-- begin Supplied data --

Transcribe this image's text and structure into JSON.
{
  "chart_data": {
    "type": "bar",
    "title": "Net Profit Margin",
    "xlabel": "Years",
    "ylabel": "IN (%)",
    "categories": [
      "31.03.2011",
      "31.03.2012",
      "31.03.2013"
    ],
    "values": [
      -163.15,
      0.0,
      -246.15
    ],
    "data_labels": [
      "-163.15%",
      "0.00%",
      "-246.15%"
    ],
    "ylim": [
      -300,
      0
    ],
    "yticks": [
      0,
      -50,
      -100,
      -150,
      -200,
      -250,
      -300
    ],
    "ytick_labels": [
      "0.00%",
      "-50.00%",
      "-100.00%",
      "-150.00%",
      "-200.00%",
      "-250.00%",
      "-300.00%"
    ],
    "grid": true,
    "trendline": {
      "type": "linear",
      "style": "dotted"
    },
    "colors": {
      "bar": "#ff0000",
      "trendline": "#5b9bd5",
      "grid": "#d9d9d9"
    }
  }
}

-- end Supplied data --

**Stated problem**. Repeat the material above in full, exactly as it stands.

**Written response**.
Transcribe this image's text and structure into JSON.
{
  "chart_data": {
    "type": "bar",
    "title": "Net Profit Margin",
    "xlabel": "Years",
    "ylabel": "IN (%)",
    "categories": [
      "31.03.2011",
      "31.03.2012",
      "31.03.2013"
    ],
    "values": [
      -163.15,
      0.0,
      -246.15
    ],
    "data_labels": [
      "-163.15%",
      "0.00%",
      "-246.15%"
    ],
    "ylim": [
      -300,
      0
    ],
    "yticks": [
      0,
      -50,
      -100,
      -150,
      -200,
      -250,
      -300
    ],
    "ytick_labels": [
      "0.00%",
      "-50.00%",
      "-100.00%",
      "-150.00%",
      "-200.00%",
      "-250.00%",
      "-300.00%"
    ],
    "grid": true,
    "trendline": {
      "type": "linear",
      "style": "dotted"
    },
    "colors": {
      "bar": "#ff0000",
      "trendline": "#5b9bd5",
      "grid": "#d9d9d9"
    }
  }
}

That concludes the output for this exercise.